SET EXERCISE: Reproduce the lines of the material word for word, leaving out the pictures.

RECORDS SHOWN:
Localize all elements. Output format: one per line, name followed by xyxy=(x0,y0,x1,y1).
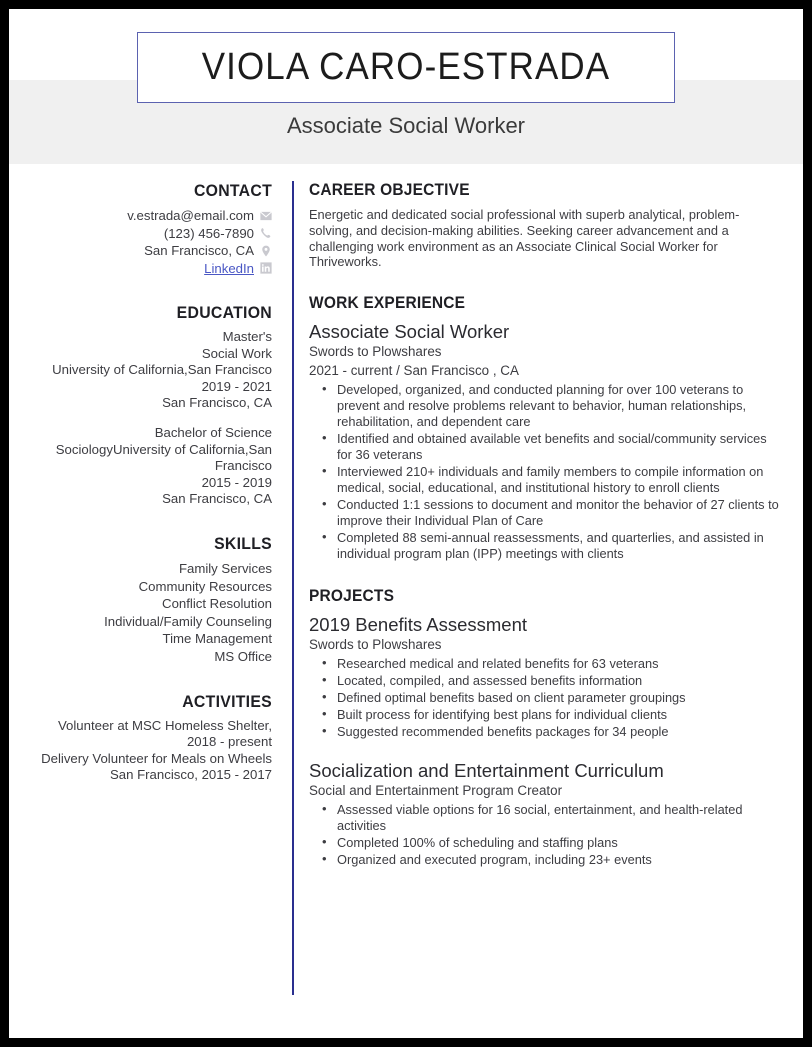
contact-location-text: San Francisco, CA xyxy=(144,243,254,258)
project-subtitle: Swords to Plowshares xyxy=(309,637,442,653)
skills-heading: SKILLS xyxy=(214,533,272,553)
project-bullet: • Defined optimal benefits based on client parameter groupings xyxy=(309,690,781,706)
project-entry xyxy=(309,759,781,868)
skill-item: Conflict Resolution xyxy=(162,596,272,612)
skill-item: Community Resources xyxy=(138,578,272,594)
project-bullet: • Organized and executed program, including 23+ events xyxy=(309,852,781,868)
job-bullet: • Developed, organized, and conducted planning for over 100 veterans to prevent and resolve problems relevant to behavior, human relationships, rehabilitation, and dependent care xyxy=(309,382,781,430)
education-location: San Francisco, CA xyxy=(162,395,272,411)
project-bullet: • Suggested recommended benefits packages for 34 people xyxy=(309,724,781,740)
project-bullet: • Researched medical and related benefits for 63 veterans xyxy=(309,656,781,672)
skill-item: Individual/Family Counseling xyxy=(104,613,272,629)
contact-item-location[interactable] xyxy=(29,242,272,260)
education-degree: Bachelor of Science xyxy=(154,424,272,440)
envelope-icon xyxy=(260,210,272,222)
activity-item: Volunteer at MSC Homeless Shelter, 2018 - present xyxy=(57,717,272,750)
work-experience-entry xyxy=(309,320,781,562)
main-content xyxy=(309,181,781,869)
project-bullet: • Assessed viable options for 16 social, entertainment, and health-related activities xyxy=(309,802,781,834)
column-divider xyxy=(292,181,294,995)
project-title: Socialization and Entertainment Curriculum xyxy=(309,760,664,782)
education-dates: 2019 - 2021 xyxy=(201,378,272,394)
sidebar xyxy=(29,181,272,784)
career-objective-text: Energetic and dedicated social professional with superb analytical, problem-solving, and decision-making abilities. Seeking career advancement and a challenging work environment as an Associate Clinical Social Worker for Thriveworks. xyxy=(309,207,740,270)
project-bullet-list xyxy=(309,802,781,868)
education-field: Social Work xyxy=(201,345,272,361)
education-field: SociologyUniversity of California,San Francisco xyxy=(55,441,272,474)
work-experience-heading: WORK EXPERIENCE xyxy=(309,294,466,313)
contact-item-email[interactable] xyxy=(29,207,272,225)
name-box xyxy=(137,32,675,103)
education-dates: 2015 - 2019 xyxy=(201,474,272,490)
project-bullet: • Located, compiled, and assessed benefits information xyxy=(309,673,781,689)
contact-item-phone[interactable] xyxy=(29,225,272,243)
job-title: Associate Social Worker xyxy=(309,321,510,343)
job-bullet: • Conducted 1:1 sessions to document and monitor the behavior of 27 clients to improve their Individual Plan of Care xyxy=(309,497,781,529)
project-subtitle: Social and Entertainment Program Creator xyxy=(309,783,563,799)
phone-icon xyxy=(260,227,272,239)
education-location: San Francisco, CA xyxy=(162,491,272,507)
education-entry xyxy=(29,329,272,412)
job-bullet: • Completed 88 semi-annual reassessments, and quarterlies, and assisted in individual program plan (IPP) meetings with clients xyxy=(309,530,781,562)
activity-item: Delivery Volunteer for Meals on Wheels San Francisco, 2015 - 2017 xyxy=(41,750,272,783)
job-bullet: • Interviewed 210+ individuals and family members to compile information on medical, social, educational, and institutional history to enroll clients xyxy=(309,464,781,496)
location-pin-icon xyxy=(260,245,272,257)
job-dates-location: 2021 - current / San Francisco , CA xyxy=(309,363,519,379)
job-bullet: • Identified and obtained available vet benefits and social/community services for 36 veterans xyxy=(309,431,781,463)
education-degree: Master's xyxy=(222,329,272,344)
project-entry xyxy=(309,613,781,740)
projects-heading: PROJECTS xyxy=(309,587,395,606)
linkedin-link[interactable]: LinkedIn xyxy=(204,260,254,276)
project-bullet: • Completed 100% of scheduling and staffing plans xyxy=(309,835,781,851)
project-bullet-list xyxy=(309,656,781,740)
page-title: VIOLA CARO-ESTRADA xyxy=(201,46,611,88)
project-title: 2019 Benefits Assessment xyxy=(309,614,528,636)
skill-item: Family Services xyxy=(178,560,272,576)
job-company: Swords to Plowshares xyxy=(309,344,442,360)
skill-item: MS Office xyxy=(214,648,272,664)
job-bullet-list xyxy=(309,382,781,562)
header-job-title: Associate Social Worker xyxy=(286,113,525,138)
education-entry xyxy=(29,425,272,508)
education-school: University of California,San Francisco xyxy=(52,362,272,378)
activities-heading: ACTIVITIES xyxy=(182,691,272,711)
resume-page xyxy=(9,9,803,1038)
linkedin-icon xyxy=(260,262,272,274)
project-bullet: • Built process for identifying best plans for individual clients xyxy=(309,707,781,723)
contact-item-linkedin[interactable] xyxy=(29,260,272,278)
contact-heading: CONTACT xyxy=(193,181,272,200)
contact-email-text: v.estrada@email.com xyxy=(127,208,254,223)
skill-item: Time Management xyxy=(162,631,272,647)
contact-phone-text: (123) 456-7890 xyxy=(163,225,254,241)
education-heading: EDUCATION xyxy=(176,303,272,322)
career-objective-heading: CAREER OBJECTIVE xyxy=(309,181,470,199)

TASK RESPONSE:
Localize all elements. Output format: one per line, name followed by xyxy=(x0,y0,x1,y1).
contact-location-text: San Francisco, CA xyxy=(144,243,254,258)
project-subtitle: Swords to Plowshares xyxy=(309,637,442,653)
skills-heading: SKILLS xyxy=(214,533,272,553)
project-bullet: • Defined optimal benefits based on client parameter groupings xyxy=(309,690,781,706)
project-entry xyxy=(309,759,781,868)
skill-item: Conflict Resolution xyxy=(162,596,272,612)
skill-item: Community Resources xyxy=(138,578,272,594)
project-bullet: • Organized and executed program, including 23+ events xyxy=(309,852,781,868)
job-bullet: • Developed, organized, and conducted planning for over 100 veterans to prevent and resolve problems relevant to behavior, human relationships, rehabilitation, and dependent care xyxy=(309,382,781,430)
education-location: San Francisco, CA xyxy=(162,395,272,411)
project-bullet: • Suggested recommended benefits packages for 34 people xyxy=(309,724,781,740)
project-bullet: • Researched medical and related benefits for 63 veterans xyxy=(309,656,781,672)
skill-item: Individual/Family Counseling xyxy=(104,613,272,629)
contact-item-location[interactable] xyxy=(29,242,272,260)
education-degree: Bachelor of Science xyxy=(154,424,272,440)
envelope-icon xyxy=(260,210,272,222)
activity-item: Volunteer at MSC Homeless Shelter, 2018 - present xyxy=(57,717,272,750)
work-experience-entry xyxy=(309,320,781,562)
main-content xyxy=(309,181,781,869)
project-bullet: • Assessed viable options for 16 social, entertainment, and health-related activities xyxy=(309,802,781,834)
column-divider xyxy=(292,181,294,995)
project-title: Socialization and Entertainment Curriculum xyxy=(309,760,664,782)
education-dates: 2019 - 2021 xyxy=(201,378,272,394)
sidebar xyxy=(29,181,272,784)
career-objective-text: Energetic and dedicated social professional with superb analytical, problem-solving, and decision-making abilities. Seeking career advancement and a challenging work environment as an Associate Clinical Social Worker for Thriveworks. xyxy=(309,207,740,270)
project-bullet-list xyxy=(309,802,781,868)
education-field: Social Work xyxy=(201,345,272,361)
education-field: SociologyUniversity of California,San Francisco xyxy=(55,441,272,474)
work-experience-heading: WORK EXPERIENCE xyxy=(309,294,466,313)
contact-item-email[interactable] xyxy=(29,207,272,225)
name-box xyxy=(137,32,675,103)
education-dates: 2015 - 2019 xyxy=(201,474,272,490)
project-bullet: • Located, compiled, and assessed benefits information xyxy=(309,673,781,689)
contact-item-phone[interactable] xyxy=(29,225,272,243)
job-title: Associate Social Worker xyxy=(309,321,510,343)
job-bullet: • Conducted 1:1 sessions to document and monitor the behavior of 27 clients to improve their Individual Plan of Care xyxy=(309,497,781,529)
project-subtitle: Social and Entertainment Program Creator xyxy=(309,783,563,799)
phone-icon xyxy=(260,227,272,239)
education-location: San Francisco, CA xyxy=(162,491,272,507)
education-entry xyxy=(29,329,272,412)
job-bullet: • Completed 88 semi-annual reassessments, and quarterlies, and assisted in individual program plan (IPP) meetings with clients xyxy=(309,530,781,562)
activity-item: Delivery Volunteer for Meals on Wheels San Francisco, 2015 - 2017 xyxy=(41,750,272,783)
job-bullet: • Interviewed 210+ individuals and family members to compile information on medical, social, educational, and institutional history to enroll clients xyxy=(309,464,781,496)
location-pin-icon xyxy=(260,245,272,257)
job-dates-location: 2021 - current / San Francisco , CA xyxy=(309,363,519,379)
job-bullet: • Identified and obtained available vet benefits and social/community services for 36 veterans xyxy=(309,431,781,463)
education-degree: Master's xyxy=(222,329,272,344)
project-entry xyxy=(309,613,781,740)
projects-heading: PROJECTS xyxy=(309,587,395,606)
linkedin-link[interactable]: LinkedIn xyxy=(204,260,254,276)
project-bullet: • Completed 100% of scheduling and staffing plans xyxy=(309,835,781,851)
project-bullet-list xyxy=(309,656,781,740)
page-title: VIOLA CARO-ESTRADA xyxy=(201,46,611,88)
project-title: 2019 Benefits Assessment xyxy=(309,614,528,636)
skill-item: Family Services xyxy=(178,560,272,576)
job-company: Swords to Plowshares xyxy=(309,344,442,360)
skill-item: MS Office xyxy=(214,648,272,664)
job-bullet-list xyxy=(309,382,781,562)
header-job-title: Associate Social Worker xyxy=(286,113,525,138)
education-entry xyxy=(29,425,272,508)
education-school: University of California,San Francisco xyxy=(52,362,272,378)
activities-heading: ACTIVITIES xyxy=(182,691,272,711)
resume-page xyxy=(9,9,803,1038)
linkedin-icon xyxy=(260,262,272,274)
project-bullet: • Built process for identifying best plans for individual clients xyxy=(309,707,781,723)
contact-item-linkedin[interactable] xyxy=(29,260,272,278)
contact-heading: CONTACT xyxy=(193,181,272,200)
contact-email-text: v.estrada@email.com xyxy=(127,208,254,223)
skill-item: Time Management xyxy=(162,631,272,647)
contact-phone-text: (123) 456-7890 xyxy=(163,225,254,241)
education-heading: EDUCATION xyxy=(176,303,272,322)
career-objective-heading: CAREER OBJECTIVE xyxy=(309,181,470,199)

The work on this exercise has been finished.